» **What to work on**
Each entry must be given again exactly; images do not belong in the copy.

» **The input**
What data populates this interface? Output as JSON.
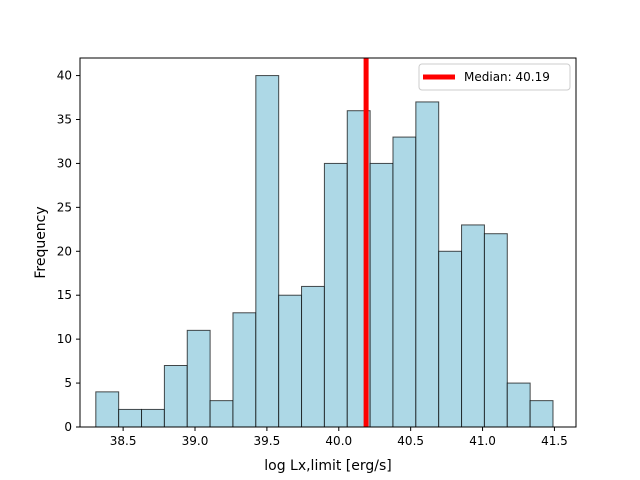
{
  "chart_data": {
    "type": "bar",
    "subtype": "histogram",
    "title": "",
    "xlabel": "log Lx,limit [erg/s]",
    "ylabel": "Frequency",
    "xlim": [
      38.2,
      41.65
    ],
    "ylim": [
      0,
      42
    ],
    "bin_width": 0.159,
    "bin_edges": [
      38.31,
      38.469,
      38.628,
      38.787,
      38.946,
      39.105,
      39.264,
      39.423,
      39.582,
      39.741,
      39.9,
      40.059,
      40.218,
      40.377,
      40.536,
      40.695,
      40.854,
      41.013,
      41.172,
      41.331,
      41.49
    ],
    "values": [
      4,
      2,
      2,
      7,
      11,
      3,
      13,
      40,
      15,
      16,
      30,
      36,
      30,
      33,
      37,
      20,
      23,
      22,
      5,
      3
    ],
    "xticks": [
      38.5,
      39.0,
      39.5,
      40.0,
      40.5,
      41.0,
      41.5
    ],
    "xtick_labels": [
      "38.5",
      "39.0",
      "39.5",
      "40.0",
      "40.5",
      "41.0",
      "41.5"
    ],
    "yticks": [
      0,
      5,
      10,
      15,
      20,
      25,
      30,
      35,
      40
    ],
    "ytick_labels": [
      "0",
      "5",
      "10",
      "15",
      "20",
      "25",
      "30",
      "35",
      "40"
    ],
    "median": 40.19,
    "legend": [
      {
        "label": "Median: 40.19",
        "color": "#ff0000"
      }
    ],
    "legend_position": "top-right",
    "colors": {
      "bar_fill": "#add8e6",
      "bar_edge": "#000000",
      "median_line": "#ff0000"
    }
  }
}
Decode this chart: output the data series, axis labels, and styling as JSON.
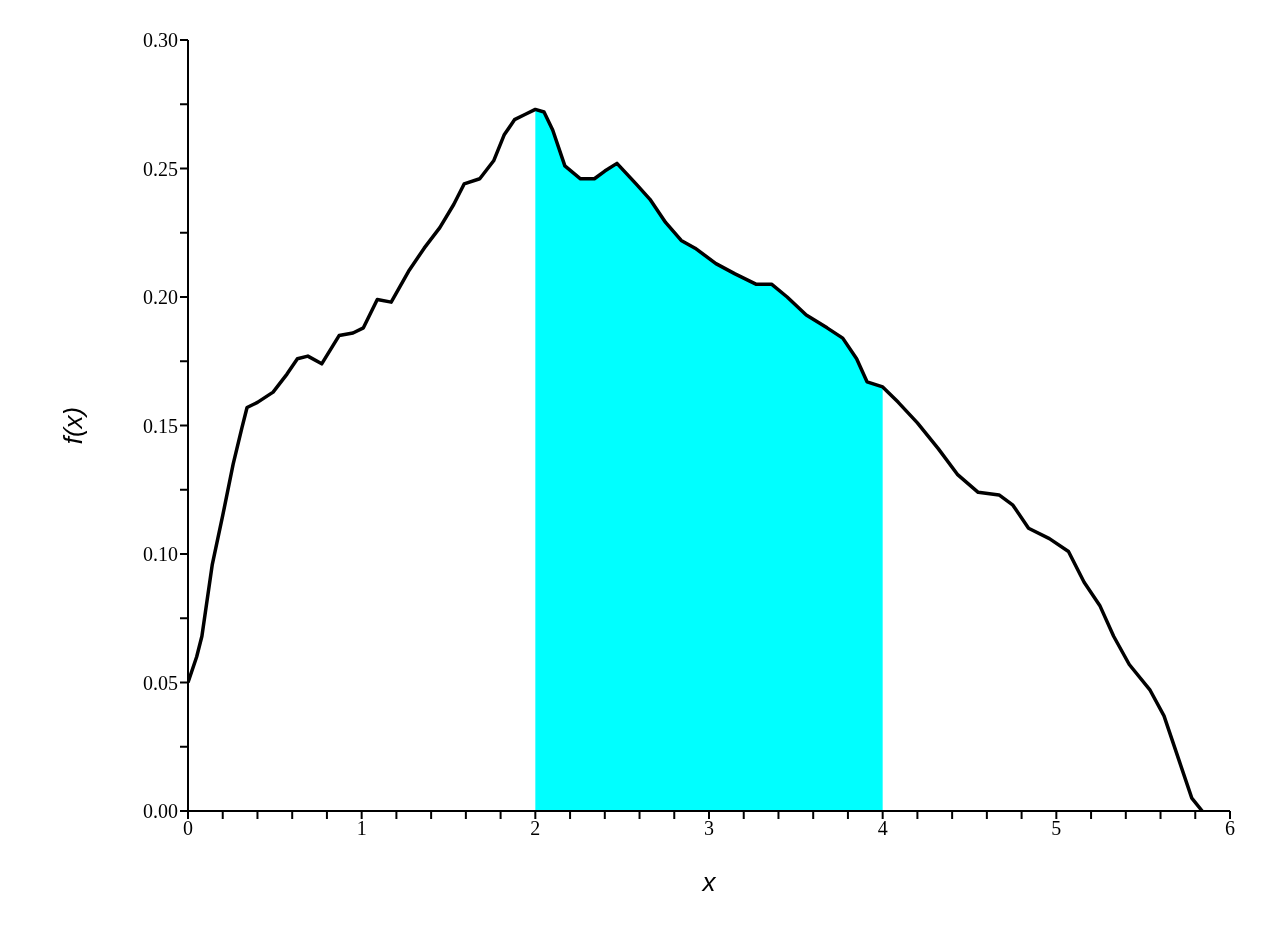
{
  "chart_data": {
    "type": "line",
    "xlabel": "x",
    "ylabel": "f(x)",
    "xlim": [
      0,
      6
    ],
    "xticks": [
      0,
      {
        "value": 0.2,
        "label": null
      },
      {
        "value": 0.4,
        "label": null
      },
      {
        "value": 0.6,
        "label": null
      },
      {
        "value": 0.8,
        "label": null
      },
      1,
      {
        "value": 1.2,
        "label": null
      },
      {
        "value": 1.4,
        "label": null
      },
      {
        "value": 1.6,
        "label": null
      },
      {
        "value": 1.8,
        "label": null
      },
      2,
      {
        "value": 2.2,
        "label": null
      },
      {
        "value": 2.4,
        "label": null
      },
      {
        "value": 2.6,
        "label": null
      },
      {
        "value": 2.8,
        "label": null
      },
      3,
      {
        "value": 3.2,
        "label": null
      },
      {
        "value": 3.4,
        "label": null
      },
      {
        "value": 3.6,
        "label": null
      },
      {
        "value": 3.8,
        "label": null
      },
      4,
      {
        "value": 4.2,
        "label": null
      },
      {
        "value": 4.4,
        "label": null
      },
      {
        "value": 4.6,
        "label": null
      },
      {
        "value": 4.8,
        "label": null
      },
      5,
      {
        "value": 5.2,
        "label": null
      },
      {
        "value": 5.4,
        "label": null
      },
      {
        "value": 5.6,
        "label": null
      },
      {
        "value": 5.8,
        "label": null
      },
      6
    ],
    "ylim": [
      0,
      0.3
    ],
    "yticks": [
      {
        "value": 0,
        "label": "0.00"
      },
      {
        "value": 0.025,
        "label": null
      },
      {
        "value": 0.05,
        "label": "0.05"
      },
      {
        "value": 0.075,
        "label": null
      },
      {
        "value": 0.1,
        "label": "0.10"
      },
      {
        "value": 0.125,
        "label": null
      },
      {
        "value": 0.15,
        "label": "0.15"
      },
      {
        "value": 0.175,
        "label": null
      },
      {
        "value": 0.2,
        "label": "0.20"
      },
      {
        "value": 0.225,
        "label": null
      },
      {
        "value": 0.25,
        "label": "0.25"
      },
      {
        "value": 0.275,
        "label": null
      },
      {
        "value": 0.3,
        "label": "0.30"
      }
    ],
    "series": [
      {
        "type": "area",
        "color": "#00ffff",
        "x": [
          2.0,
          2.05,
          2.1,
          2.17,
          2.26,
          2.34,
          2.4,
          2.47,
          2.58,
          2.66,
          2.75,
          2.84,
          2.92,
          3.04,
          3.15,
          3.27,
          3.36,
          3.45,
          3.56,
          3.68,
          3.77,
          3.85,
          3.91,
          4.0
        ],
        "values": [
          0.273,
          0.272,
          0.265,
          0.251,
          0.246,
          0.246,
          0.249,
          0.252,
          0.244,
          0.238,
          0.229,
          0.222,
          0.219,
          0.213,
          0.209,
          0.205,
          0.205,
          0.2,
          0.193,
          0.188,
          0.184,
          0.176,
          0.167,
          0.165
        ]
      },
      {
        "color": "#000000",
        "x": [
          0,
          0.05,
          0.08,
          0.14,
          0.2,
          0.26,
          0.31,
          0.34,
          0.4,
          0.49,
          0.57,
          0.63,
          0.69,
          0.77,
          0.87,
          0.95,
          1.01,
          1.09,
          1.17,
          1.27,
          1.36,
          1.45,
          1.53,
          1.59,
          1.68,
          1.76,
          1.82,
          1.88,
          1.94,
          2.0,
          2.05,
          2.1,
          2.17,
          2.26,
          2.34,
          2.4,
          2.47,
          2.58,
          2.66,
          2.75,
          2.84,
          2.92,
          3.04,
          3.15,
          3.27,
          3.36,
          3.45,
          3.56,
          3.68,
          3.77,
          3.85,
          3.91,
          4.0,
          4.09,
          4.2,
          4.32,
          4.43,
          4.55,
          4.67,
          4.75,
          4.84,
          4.96,
          5.07,
          5.16,
          5.25,
          5.33,
          5.42,
          5.54,
          5.62,
          5.71,
          5.78,
          5.84
        ],
        "values": [
          0.05,
          0.06,
          0.068,
          0.096,
          0.115,
          0.135,
          0.149,
          0.157,
          0.159,
          0.163,
          0.17,
          0.176,
          0.177,
          0.174,
          0.185,
          0.186,
          0.188,
          0.199,
          0.198,
          0.21,
          0.219,
          0.227,
          0.236,
          0.244,
          0.246,
          0.253,
          0.263,
          0.269,
          0.271,
          0.273,
          0.272,
          0.265,
          0.251,
          0.246,
          0.246,
          0.249,
          0.252,
          0.244,
          0.238,
          0.229,
          0.222,
          0.219,
          0.213,
          0.209,
          0.205,
          0.205,
          0.2,
          0.193,
          0.188,
          0.184,
          0.176,
          0.167,
          0.165,
          0.159,
          0.151,
          0.141,
          0.131,
          0.124,
          0.123,
          0.119,
          0.11,
          0.106,
          0.101,
          0.089,
          0.08,
          0.068,
          0.057,
          0.047,
          0.037,
          0.019,
          0.005,
          0
        ]
      }
    ]
  }
}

» **Response for this exercise**
What data populates this interface? Output as JSON.
{
  "chart_data": {
    "type": "bar",
    "subtype": "histogram",
    "title": "",
    "xlabel": "log Lx,limit [erg/s]",
    "ylabel": "Frequency",
    "xlim": [
      38.2,
      41.65
    ],
    "ylim": [
      0,
      42
    ],
    "bin_width": 0.159,
    "bin_edges": [
      38.31,
      38.469,
      38.628,
      38.787,
      38.946,
      39.105,
      39.264,
      39.423,
      39.582,
      39.741,
      39.9,
      40.059,
      40.218,
      40.377,
      40.536,
      40.695,
      40.854,
      41.013,
      41.172,
      41.331,
      41.49
    ],
    "values": [
      4,
      2,
      2,
      7,
      11,
      3,
      13,
      40,
      15,
      16,
      30,
      36,
      30,
      33,
      37,
      20,
      23,
      22,
      5,
      3
    ],
    "xticks": [
      38.5,
      39.0,
      39.5,
      40.0,
      40.5,
      41.0,
      41.5
    ],
    "xtick_labels": [
      "38.5",
      "39.0",
      "39.5",
      "40.0",
      "40.5",
      "41.0",
      "41.5"
    ],
    "yticks": [
      0,
      5,
      10,
      15,
      20,
      25,
      30,
      35,
      40
    ],
    "ytick_labels": [
      "0",
      "5",
      "10",
      "15",
      "20",
      "25",
      "30",
      "35",
      "40"
    ],
    "median": 40.19,
    "legend": [
      {
        "label": "Median: 40.19",
        "color": "#ff0000"
      }
    ],
    "legend_position": "top-right",
    "colors": {
      "bar_fill": "#add8e6",
      "bar_edge": "#000000",
      "median_line": "#ff0000"
    }
  }
}
Decode this chart: output the data series, axis labels, and styling as JSON.
{
  "chart_data": {
    "type": "line",
    "xlabel": "x",
    "ylabel": "f(x)",
    "xlim": [
      0,
      6
    ],
    "xticks": [
      0,
      {
        "value": 0.2,
        "label": null
      },
      {
        "value": 0.4,
        "label": null
      },
      {
        "value": 0.6,
        "label": null
      },
      {
        "value": 0.8,
        "label": null
      },
      1,
      {
        "value": 1.2,
        "label": null
      },
      {
        "value": 1.4,
        "label": null
      },
      {
        "value": 1.6,
        "label": null
      },
      {
        "value": 1.8,
        "label": null
      },
      2,
      {
        "value": 2.2,
        "label": null
      },
      {
        "value": 2.4,
        "label": null
      },
      {
        "value": 2.6,
        "label": null
      },
      {
        "value": 2.8,
        "label": null
      },
      3,
      {
        "value": 3.2,
        "label": null
      },
      {
        "value": 3.4,
        "label": null
      },
      {
        "value": 3.6,
        "label": null
      },
      {
        "value": 3.8,
        "label": null
      },
      4,
      {
        "value": 4.2,
        "label": null
      },
      {
        "value": 4.4,
        "label": null
      },
      {
        "value": 4.6,
        "label": null
      },
      {
        "value": 4.8,
        "label": null
      },
      5,
      {
        "value": 5.2,
        "label": null
      },
      {
        "value": 5.4,
        "label": null
      },
      {
        "value": 5.6,
        "label": null
      },
      {
        "value": 5.8,
        "label": null
      },
      6
    ],
    "ylim": [
      0,
      0.3
    ],
    "yticks": [
      {
        "value": 0,
        "label": "0.00"
      },
      {
        "value": 0.025,
        "label": null
      },
      {
        "value": 0.05,
        "label": "0.05"
      },
      {
        "value": 0.075,
        "label": null
      },
      {
        "value": 0.1,
        "label": "0.10"
      },
      {
        "value": 0.125,
        "label": null
      },
      {
        "value": 0.15,
        "label": "0.15"
      },
      {
        "value": 0.175,
        "label": null
      },
      {
        "value": 0.2,
        "label": "0.20"
      },
      {
        "value": 0.225,
        "label": null
      },
      {
        "value": 0.25,
        "label": "0.25"
      },
      {
        "value": 0.275,
        "label": null
      },
      {
        "value": 0.3,
        "label": "0.30"
      }
    ],
    "series": [
      {
        "type": "area",
        "color": "#00ffff",
        "x": [
          2.0,
          2.05,
          2.1,
          2.17,
          2.26,
          2.34,
          2.4,
          2.47,
          2.58,
          2.66,
          2.75,
          2.84,
          2.92,
          3.04,
          3.15,
          3.27,
          3.36,
          3.45,
          3.56,
          3.68,
          3.77,
          3.85,
          3.91,
          4.0
        ],
        "values": [
          0.273,
          0.272,
          0.265,
          0.251,
          0.246,
          0.246,
          0.249,
          0.252,
          0.244,
          0.238,
          0.229,
          0.222,
          0.219,
          0.213,
          0.209,
          0.205,
          0.205,
          0.2,
          0.193,
          0.188,
          0.184,
          0.176,
          0.167,
          0.165
        ]
      },
      {
        "color": "#000000",
        "x": [
          0,
          0.05,
          0.08,
          0.14,
          0.2,
          0.26,
          0.31,
          0.34,
          0.4,
          0.49,
          0.57,
          0.63,
          0.69,
          0.77,
          0.87,
          0.95,
          1.01,
          1.09,
          1.17,
          1.27,
          1.36,
          1.45,
          1.53,
          1.59,
          1.68,
          1.76,
          1.82,
          1.88,
          1.94,
          2.0,
          2.05,
          2.1,
          2.17,
          2.26,
          2.34,
          2.4,
          2.47,
          2.58,
          2.66,
          2.75,
          2.84,
          2.92,
          3.04,
          3.15,
          3.27,
          3.36,
          3.45,
          3.56,
          3.68,
          3.77,
          3.85,
          3.91,
          4.0,
          4.09,
          4.2,
          4.32,
          4.43,
          4.55,
          4.67,
          4.75,
          4.84,
          4.96,
          5.07,
          5.16,
          5.25,
          5.33,
          5.42,
          5.54,
          5.62,
          5.71,
          5.78,
          5.84
        ],
        "values": [
          0.05,
          0.06,
          0.068,
          0.096,
          0.115,
          0.135,
          0.149,
          0.157,
          0.159,
          0.163,
          0.17,
          0.176,
          0.177,
          0.174,
          0.185,
          0.186,
          0.188,
          0.199,
          0.198,
          0.21,
          0.219,
          0.227,
          0.236,
          0.244,
          0.246,
          0.253,
          0.263,
          0.269,
          0.271,
          0.273,
          0.272,
          0.265,
          0.251,
          0.246,
          0.246,
          0.249,
          0.252,
          0.244,
          0.238,
          0.229,
          0.222,
          0.219,
          0.213,
          0.209,
          0.205,
          0.205,
          0.2,
          0.193,
          0.188,
          0.184,
          0.176,
          0.167,
          0.165,
          0.159,
          0.151,
          0.141,
          0.131,
          0.124,
          0.123,
          0.119,
          0.11,
          0.106,
          0.101,
          0.089,
          0.08,
          0.068,
          0.057,
          0.047,
          0.037,
          0.019,
          0.005,
          0
        ]
      }
    ]
  }
}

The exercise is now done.